Task goal: Do any lines in the data below contain "text"? If so, copy every one of them.

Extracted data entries
-------------------------
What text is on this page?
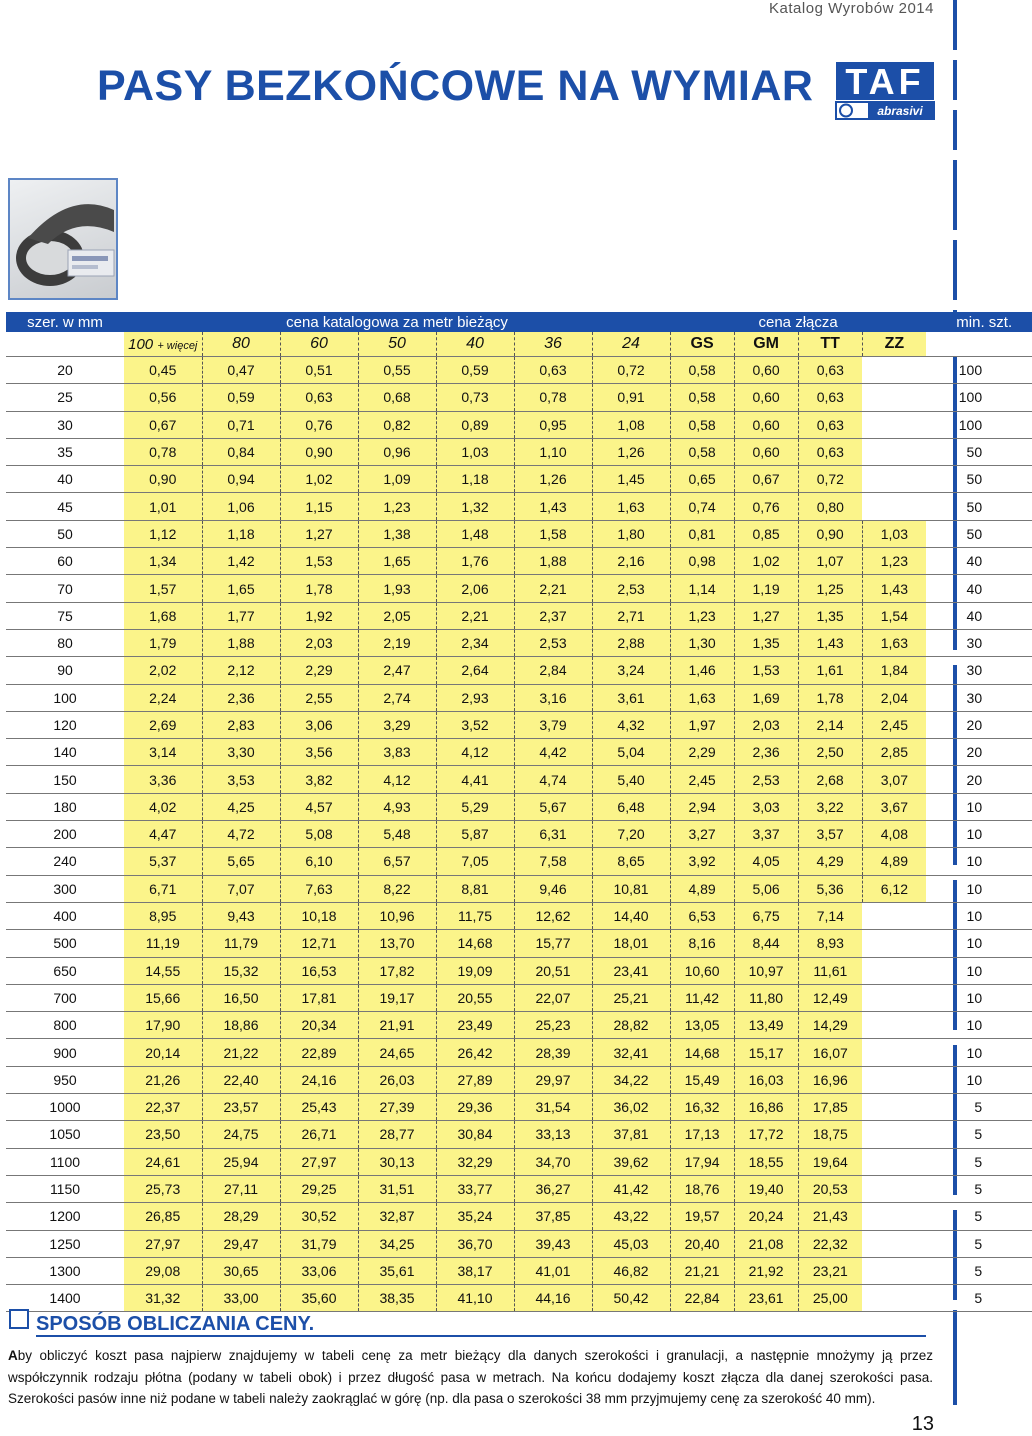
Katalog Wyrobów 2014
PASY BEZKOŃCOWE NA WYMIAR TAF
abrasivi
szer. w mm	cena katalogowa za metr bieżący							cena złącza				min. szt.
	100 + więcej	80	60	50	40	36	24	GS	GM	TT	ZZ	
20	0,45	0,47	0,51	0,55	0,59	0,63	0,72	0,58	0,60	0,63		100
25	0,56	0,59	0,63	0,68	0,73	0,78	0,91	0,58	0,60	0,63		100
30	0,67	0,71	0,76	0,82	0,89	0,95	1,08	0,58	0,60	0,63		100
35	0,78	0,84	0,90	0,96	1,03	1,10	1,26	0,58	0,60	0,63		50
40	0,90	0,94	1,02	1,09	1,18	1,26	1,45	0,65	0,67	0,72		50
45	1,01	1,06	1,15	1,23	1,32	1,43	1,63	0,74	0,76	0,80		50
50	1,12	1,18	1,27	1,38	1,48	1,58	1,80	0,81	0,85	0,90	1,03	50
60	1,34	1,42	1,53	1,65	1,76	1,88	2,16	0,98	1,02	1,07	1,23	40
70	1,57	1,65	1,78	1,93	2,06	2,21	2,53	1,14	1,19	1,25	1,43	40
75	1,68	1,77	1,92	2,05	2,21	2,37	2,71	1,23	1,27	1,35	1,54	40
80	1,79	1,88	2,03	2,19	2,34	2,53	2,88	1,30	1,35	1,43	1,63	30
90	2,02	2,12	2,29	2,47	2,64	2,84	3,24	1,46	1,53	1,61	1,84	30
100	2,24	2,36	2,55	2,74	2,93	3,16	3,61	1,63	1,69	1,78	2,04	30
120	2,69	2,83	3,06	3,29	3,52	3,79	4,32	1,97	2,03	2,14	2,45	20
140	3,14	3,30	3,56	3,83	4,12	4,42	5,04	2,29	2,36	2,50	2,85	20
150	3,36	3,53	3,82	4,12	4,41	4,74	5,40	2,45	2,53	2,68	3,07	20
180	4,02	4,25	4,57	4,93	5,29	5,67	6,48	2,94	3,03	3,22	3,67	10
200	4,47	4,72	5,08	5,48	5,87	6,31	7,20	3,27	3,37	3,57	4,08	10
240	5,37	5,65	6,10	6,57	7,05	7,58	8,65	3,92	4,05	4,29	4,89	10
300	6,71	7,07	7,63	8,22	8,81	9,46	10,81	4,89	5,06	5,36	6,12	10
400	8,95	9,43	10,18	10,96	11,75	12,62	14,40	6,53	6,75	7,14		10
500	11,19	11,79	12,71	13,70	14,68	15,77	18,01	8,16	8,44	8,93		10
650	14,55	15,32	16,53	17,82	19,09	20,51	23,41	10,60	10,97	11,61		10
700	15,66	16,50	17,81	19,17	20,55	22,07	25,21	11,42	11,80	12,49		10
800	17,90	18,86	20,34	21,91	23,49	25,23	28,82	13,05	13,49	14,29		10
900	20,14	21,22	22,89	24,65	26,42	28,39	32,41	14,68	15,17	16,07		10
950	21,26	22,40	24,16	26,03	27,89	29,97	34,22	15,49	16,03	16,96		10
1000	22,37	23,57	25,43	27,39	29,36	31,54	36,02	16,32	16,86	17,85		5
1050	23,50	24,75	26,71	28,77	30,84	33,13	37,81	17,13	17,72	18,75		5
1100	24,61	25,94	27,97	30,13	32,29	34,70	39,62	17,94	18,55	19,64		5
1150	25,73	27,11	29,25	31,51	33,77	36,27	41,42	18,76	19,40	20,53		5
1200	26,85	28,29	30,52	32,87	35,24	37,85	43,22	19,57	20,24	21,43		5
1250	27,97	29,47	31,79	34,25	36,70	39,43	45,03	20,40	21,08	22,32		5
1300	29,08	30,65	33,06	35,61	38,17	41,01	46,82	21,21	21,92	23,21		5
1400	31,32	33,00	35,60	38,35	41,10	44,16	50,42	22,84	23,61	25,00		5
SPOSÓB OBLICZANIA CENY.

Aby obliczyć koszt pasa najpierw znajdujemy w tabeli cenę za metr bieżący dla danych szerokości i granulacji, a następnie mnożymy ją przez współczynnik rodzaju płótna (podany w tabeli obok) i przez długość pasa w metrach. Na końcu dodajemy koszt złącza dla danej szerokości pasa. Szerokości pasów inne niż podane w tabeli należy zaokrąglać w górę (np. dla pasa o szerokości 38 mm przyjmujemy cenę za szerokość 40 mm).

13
-------------------------
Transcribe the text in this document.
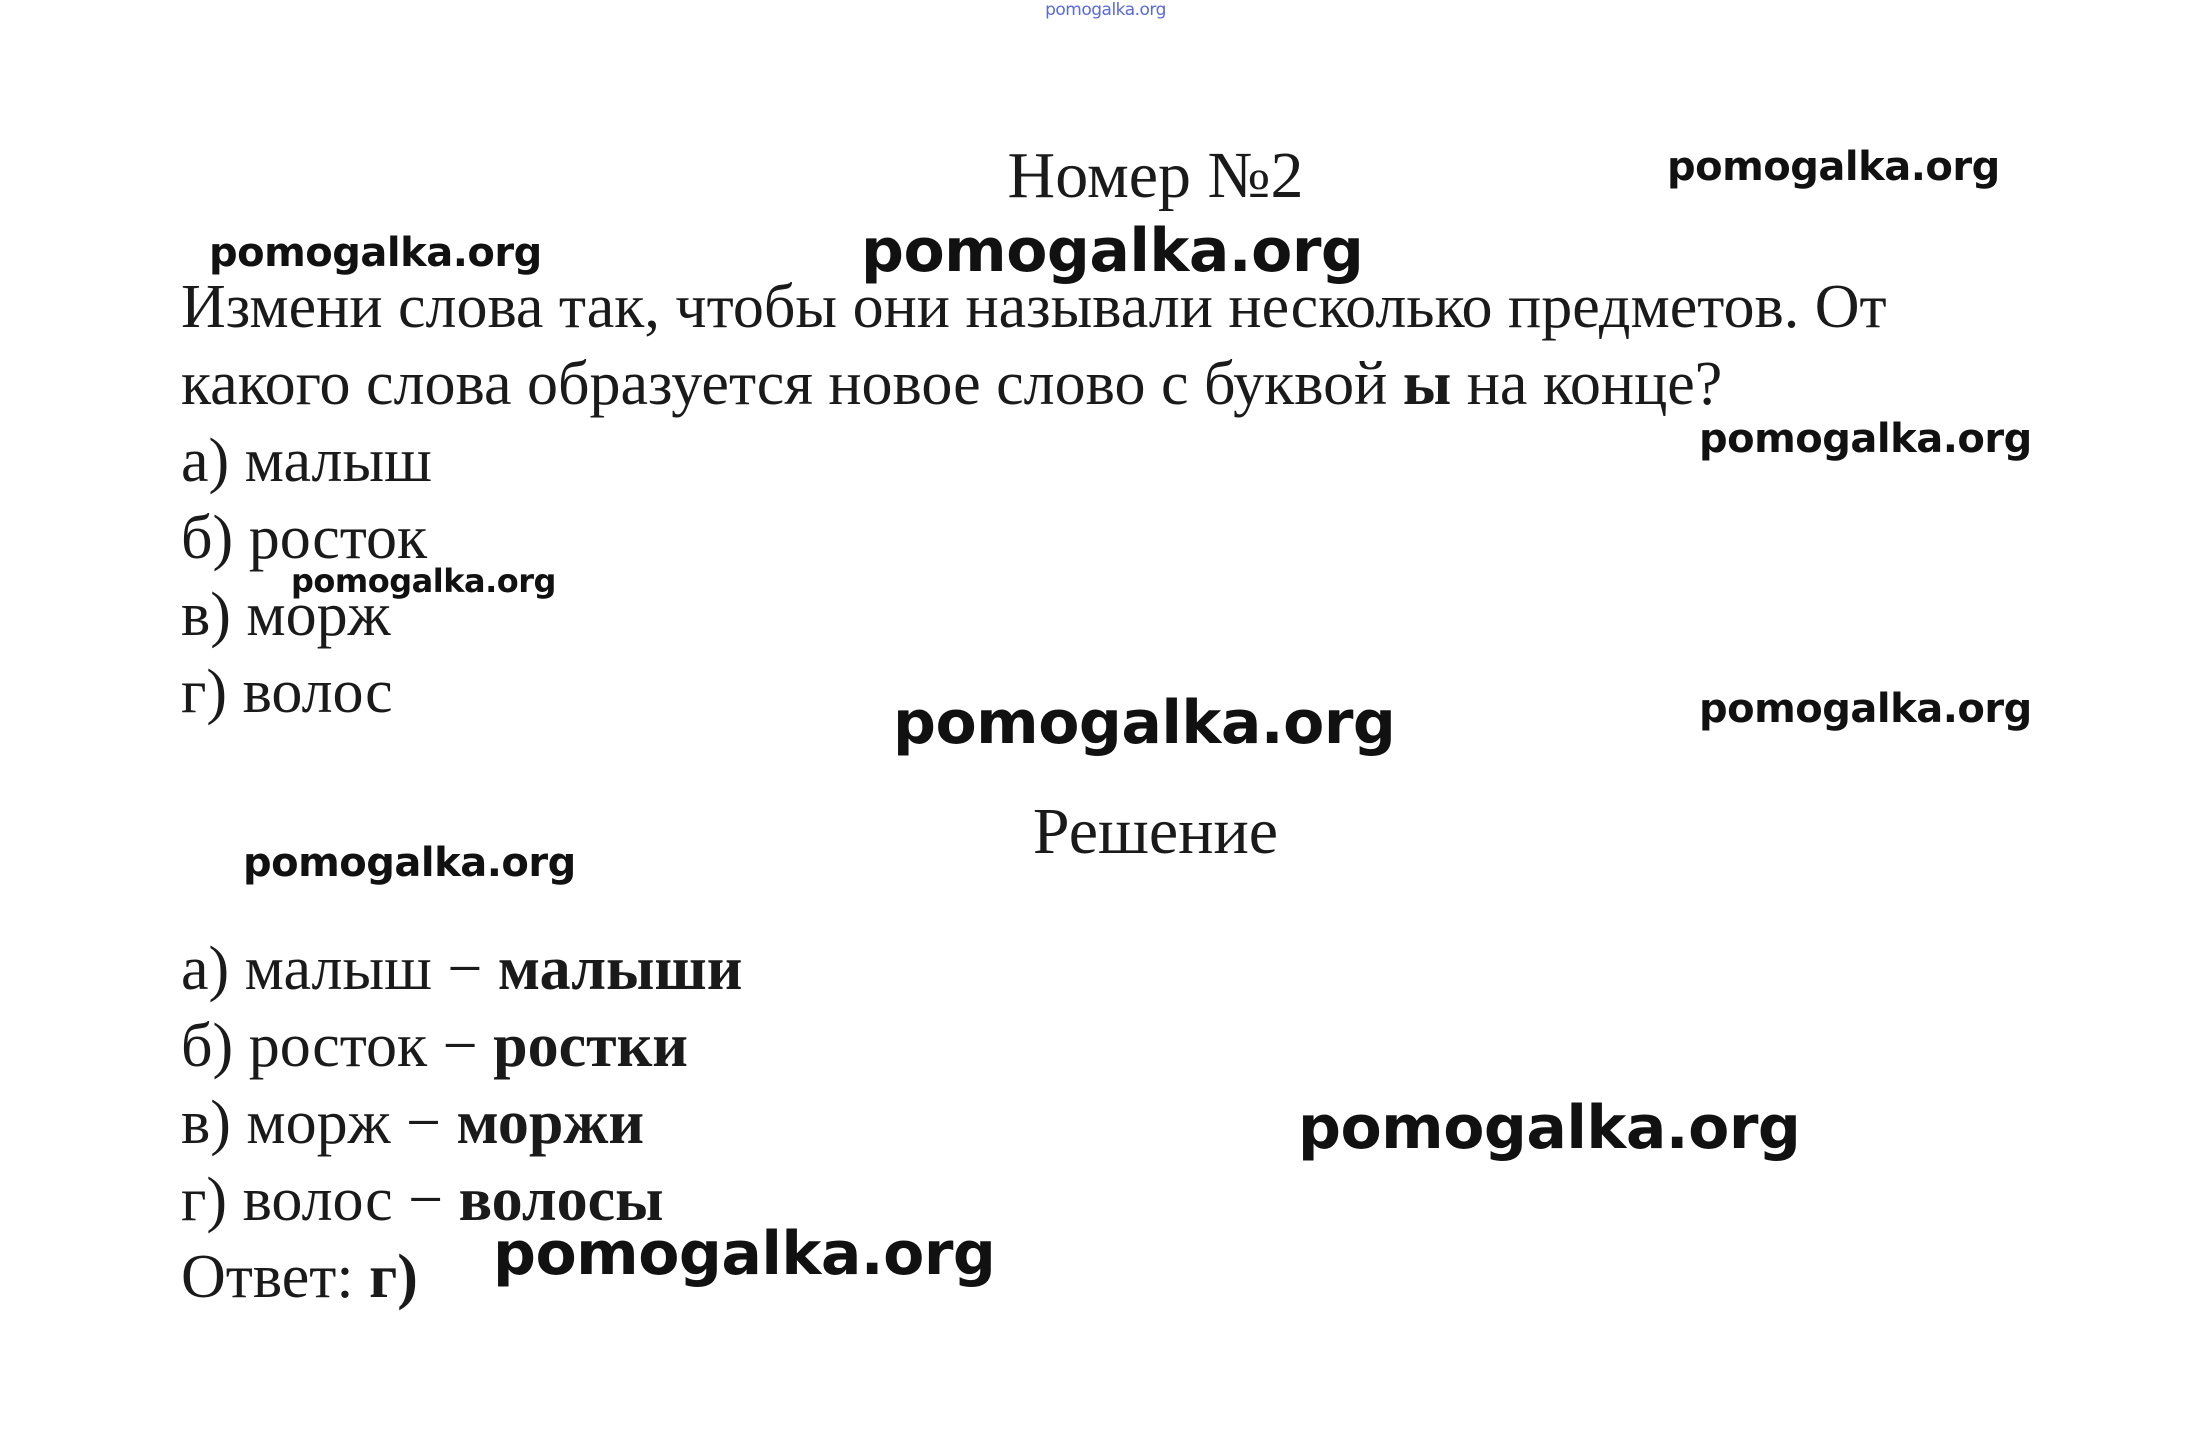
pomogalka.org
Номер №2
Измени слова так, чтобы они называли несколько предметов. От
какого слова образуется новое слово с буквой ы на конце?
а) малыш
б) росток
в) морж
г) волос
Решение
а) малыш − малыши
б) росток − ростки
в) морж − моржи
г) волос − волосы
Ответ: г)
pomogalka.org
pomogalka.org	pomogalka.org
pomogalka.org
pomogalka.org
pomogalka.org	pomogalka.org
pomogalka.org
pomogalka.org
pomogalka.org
-------------------------
Written reply:
What text is on this page?
Transcribe the text in this document.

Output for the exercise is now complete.